Reproduce the lines below word for word, omitting the pictures.

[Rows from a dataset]
# # # #

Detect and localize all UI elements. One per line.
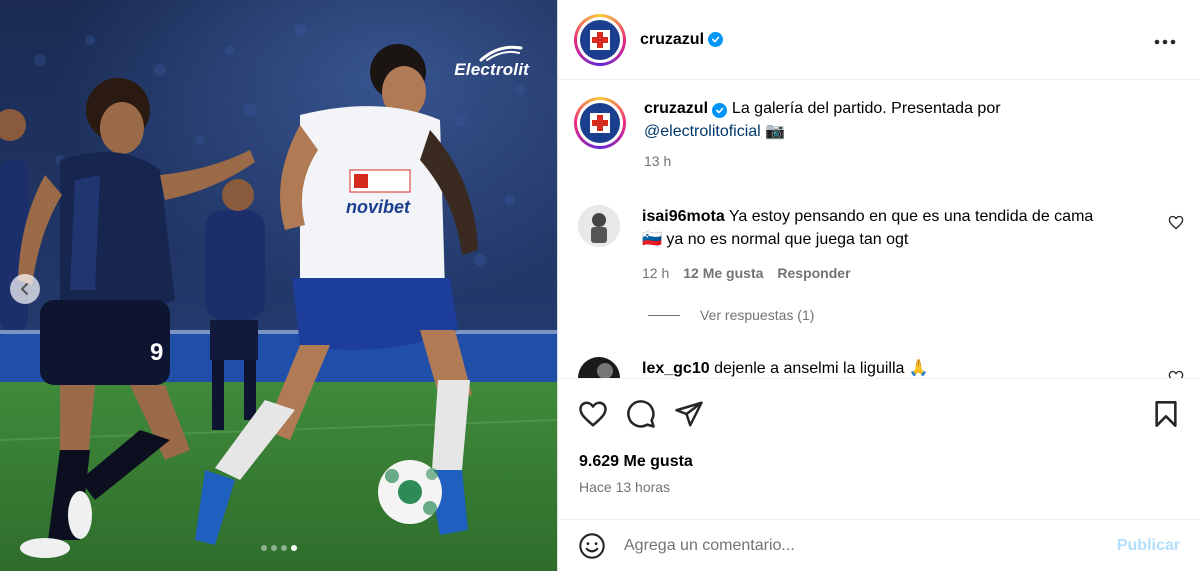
- comment-text-continued: ya no es normal que juega tan ogt: [666, 231, 909, 248]
- heart-outline-icon: [1168, 370, 1184, 378]
- left-player-number: 9: [150, 339, 163, 366]
- flag-emoji-icon: 🇸🇮: [642, 231, 662, 248]
- header-username[interactable]: cruzazul: [640, 31, 724, 49]
- caption-mention-link[interactable]: @electrolitoficial: [644, 123, 761, 140]
- post-header: cruzazul: [558, 0, 1200, 80]
- view-replies-button[interactable]: Ver respuestas (1): [648, 307, 814, 323]
- carousel-dot: [260, 545, 267, 551]
- like-comment-button[interactable]: [1168, 215, 1184, 233]
- comment-time[interactable]: 12 h: [642, 262, 669, 285]
- comment-likes-count[interactable]: 12 Me gusta: [683, 262, 763, 285]
- verified-badge-icon: [712, 103, 728, 118]
- bookmark-icon: [1155, 401, 1177, 427]
- carousel-dot-active: [290, 545, 297, 551]
- cruz-azul-crest-icon: [580, 103, 620, 143]
- emoji-picker-button[interactable]: [578, 532, 606, 560]
- match-photo: 9 novibet: [0, 0, 557, 571]
- reply-button[interactable]: Responder: [777, 262, 850, 285]
- comment-input[interactable]: [624, 536, 1094, 555]
- cruz-azul-crest-icon: [580, 19, 620, 60]
- caption-time[interactable]: 13 h: [644, 150, 1164, 173]
- like-comment-button[interactable]: [1168, 370, 1184, 378]
- chevron-left-icon: [21, 283, 28, 295]
- publish-button[interactable]: Publicar: [1117, 537, 1180, 555]
- jersey-sponsor: novibet: [346, 197, 411, 217]
- camera-emoji-icon: 📷: [765, 123, 786, 140]
- electrolit-logo: Electrolit: [454, 60, 529, 79]
- post-panel: cruzazul cruzazul La galería del partido…: [557, 0, 1200, 571]
- paper-plane-icon: [675, 401, 703, 427]
- view-replies-label[interactable]: Ver respuestas (1): [700, 307, 814, 323]
- comments-section[interactable]: cruzazul La galería del partido. Present…: [558, 81, 1200, 378]
- comment-item: isai96mota Ya estoy pensando en que es u…: [578, 205, 1162, 285]
- caption-avatar[interactable]: [574, 97, 626, 149]
- comment-username[interactable]: isai96mota: [642, 208, 725, 225]
- heart-outline-icon: [579, 401, 607, 427]
- comment-item: lex_gc10 dejenle a anselmi la liguilla 🙏: [578, 357, 1162, 378]
- share-button[interactable]: [674, 400, 704, 428]
- post-timestamp[interactable]: Hace 13 horas: [579, 479, 670, 495]
- commenter-avatar[interactable]: [578, 357, 620, 378]
- caption-text: La galería del partido. Presentada por: [731, 100, 1001, 117]
- carousel-indicator: [0, 545, 557, 551]
- post-caption: cruzazul La galería del partido. Present…: [574, 97, 1164, 173]
- smiley-icon: [579, 532, 605, 559]
- comment-composer: Publicar: [558, 519, 1200, 571]
- carousel-dot: [280, 545, 287, 551]
- header-username-text[interactable]: cruzazul: [640, 31, 704, 49]
- like-button[interactable]: [578, 400, 608, 428]
- carousel-dot: [270, 545, 277, 551]
- comment-username[interactable]: lex_gc10: [642, 360, 710, 377]
- divider-line: [648, 314, 680, 316]
- post-media[interactable]: 9 novibet Electrolit: [0, 0, 557, 571]
- commenter-avatar[interactable]: [578, 205, 620, 247]
- caption-username[interactable]: cruzazul: [644, 100, 708, 117]
- carousel-prev-button[interactable]: [10, 274, 40, 304]
- comment-button[interactable]: [626, 399, 656, 429]
- more-horizontal-icon: [1154, 39, 1176, 45]
- comment-text: Ya estoy pensando en que es una tendida …: [728, 208, 1094, 225]
- pray-emoji-icon: 🙏: [908, 360, 929, 377]
- verified-badge-icon: [708, 32, 724, 47]
- likes-count[interactable]: 9.629 Me gusta: [579, 453, 693, 471]
- comment-bubble-icon: [627, 400, 655, 428]
- save-button[interactable]: [1154, 400, 1178, 428]
- comment-text: dejenle a anselmi la liguilla: [714, 360, 905, 377]
- avatar[interactable]: [574, 13, 626, 66]
- heart-outline-icon: [1168, 215, 1184, 230]
- post-actions: 9.629 Me gusta Hace 13 horas: [558, 378, 1200, 495]
- more-options-button[interactable]: [1154, 28, 1176, 51]
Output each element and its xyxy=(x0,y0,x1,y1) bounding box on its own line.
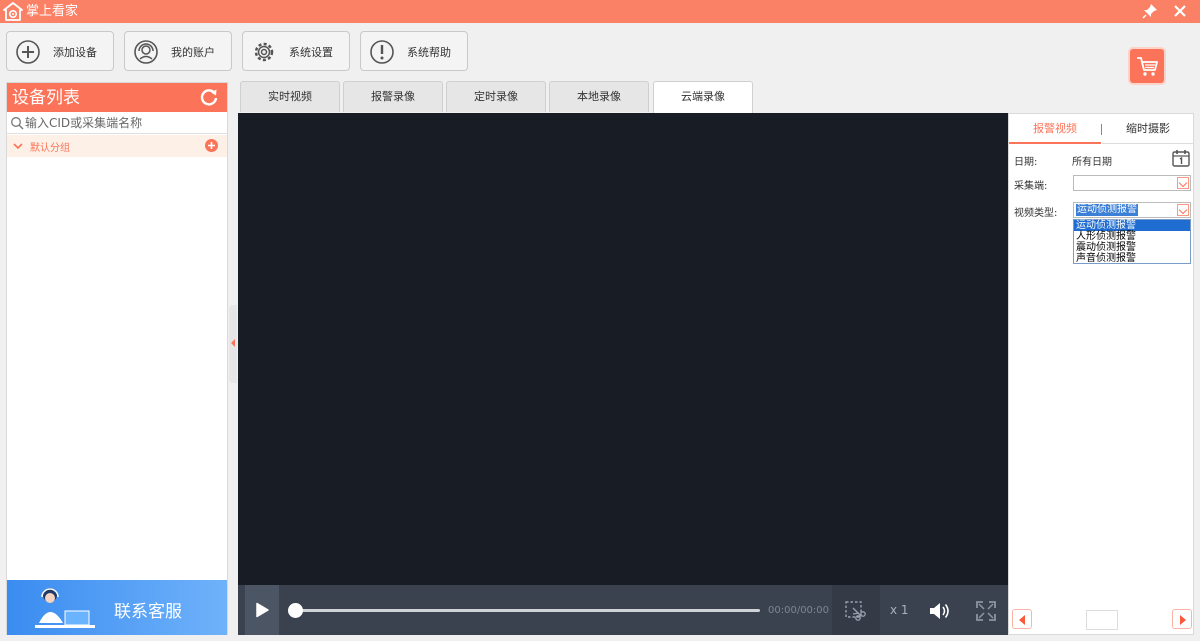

# # # #

Exercise result
Detect and localize all UI elements. One per line.
- comment-text-continued: ya no es normal que juega tan ogt: [666, 231, 909, 248]
- heart-outline-icon: [1168, 370, 1184, 378]
- left-player-number: 9: [150, 339, 163, 366]
- flag-emoji-icon: 🇸🇮: [642, 231, 662, 248]
- header-username[interactable]: cruzazul: [640, 31, 724, 49]
- caption-mention-link[interactable]: @electrolitoficial: [644, 123, 761, 140]
- post-header: cruzazul: [558, 0, 1200, 80]
- view-replies-button[interactable]: Ver respuestas (1): [648, 307, 814, 323]
- carousel-dot: [260, 545, 267, 551]
- like-comment-button[interactable]: [1168, 215, 1184, 233]
- comment-time[interactable]: 12 h: [642, 262, 669, 285]
- comment-likes-count[interactable]: 12 Me gusta: [683, 262, 763, 285]
- verified-badge-icon: [712, 103, 728, 118]
- bookmark-icon: [1155, 401, 1177, 427]
- carousel-dot-active: [290, 545, 297, 551]
- cruz-azul-crest-icon: [580, 103, 620, 143]
- emoji-picker-button[interactable]: [578, 532, 606, 560]
- match-photo: 9 novibet: [0, 0, 557, 571]
- reply-button[interactable]: Responder: [777, 262, 850, 285]
- comment-input[interactable]: [624, 536, 1094, 555]
- cruz-azul-crest-icon: [580, 19, 620, 60]
- caption-time[interactable]: 13 h: [644, 150, 1164, 173]
- like-comment-button[interactable]: [1168, 370, 1184, 378]
- chevron-left-icon: [21, 283, 28, 295]
- publish-button[interactable]: Publicar: [1117, 537, 1180, 555]
- jersey-sponsor: novibet: [346, 197, 411, 217]
- camera-emoji-icon: 📷: [765, 123, 786, 140]
- electrolit-logo: Electrolit: [454, 60, 529, 79]
- post-panel: cruzazul cruzazul La galería del partido…: [557, 0, 1200, 571]
- paper-plane-icon: [675, 401, 703, 427]
- view-replies-label[interactable]: Ver respuestas (1): [700, 307, 814, 323]
- comments-section[interactable]: cruzazul La galería del partido. Present…: [558, 81, 1200, 378]
- comment-item: isai96mota Ya estoy pensando en que es u…: [578, 205, 1162, 285]
- caption-avatar[interactable]: [574, 97, 626, 149]
- comment-username[interactable]: isai96mota: [642, 208, 725, 225]
- heart-outline-icon: [579, 401, 607, 427]
- comment-item: lex_gc10 dejenle a anselmi la liguilla 🙏: [578, 357, 1162, 378]
- share-button[interactable]: [674, 400, 704, 428]
- post-timestamp[interactable]: Hace 13 horas: [579, 479, 670, 495]
- commenter-avatar[interactable]: [578, 357, 620, 378]
- caption-text: La galería del partido. Presentada por: [731, 100, 1001, 117]
- carousel-indicator: [0, 545, 557, 551]
- post-caption: cruzazul La galería del partido. Present…: [574, 97, 1164, 173]
- smiley-icon: [579, 532, 605, 559]
- comment-composer: Publicar: [558, 519, 1200, 571]
- carousel-dot: [280, 545, 287, 551]
- header-username-text[interactable]: cruzazul: [640, 31, 704, 49]
- like-button[interactable]: [578, 400, 608, 428]
- carousel-dot: [270, 545, 277, 551]
- comment-username[interactable]: lex_gc10: [642, 360, 710, 377]
- divider-line: [648, 314, 680, 316]
- post-media[interactable]: 9 novibet Electrolit: [0, 0, 557, 571]
- commenter-avatar[interactable]: [578, 205, 620, 247]
- caption-username[interactable]: cruzazul: [644, 100, 708, 117]
- carousel-prev-button[interactable]: [10, 274, 40, 304]
- comment-button[interactable]: [626, 399, 656, 429]
- more-horizontal-icon: [1154, 39, 1176, 45]
- comment-text: Ya estoy pensando en que es una tendida …: [728, 208, 1094, 225]
- pray-emoji-icon: 🙏: [908, 360, 929, 377]
- verified-badge-icon: [708, 32, 724, 47]
- likes-count[interactable]: 9.629 Me gusta: [579, 453, 693, 471]
- comment-bubble-icon: [627, 400, 655, 428]
- save-button[interactable]: [1154, 400, 1178, 428]
- comment-text: dejenle a anselmi la liguilla: [714, 360, 905, 377]
- avatar[interactable]: [574, 13, 626, 66]
- heart-outline-icon: [1168, 215, 1184, 230]
- post-actions: 9.629 Me gusta Hace 13 horas: [558, 378, 1200, 495]
- more-options-button[interactable]: [1154, 28, 1176, 51]
Output each element and its xyxy=(x0,y0,x1,y1) bounding box on its own line.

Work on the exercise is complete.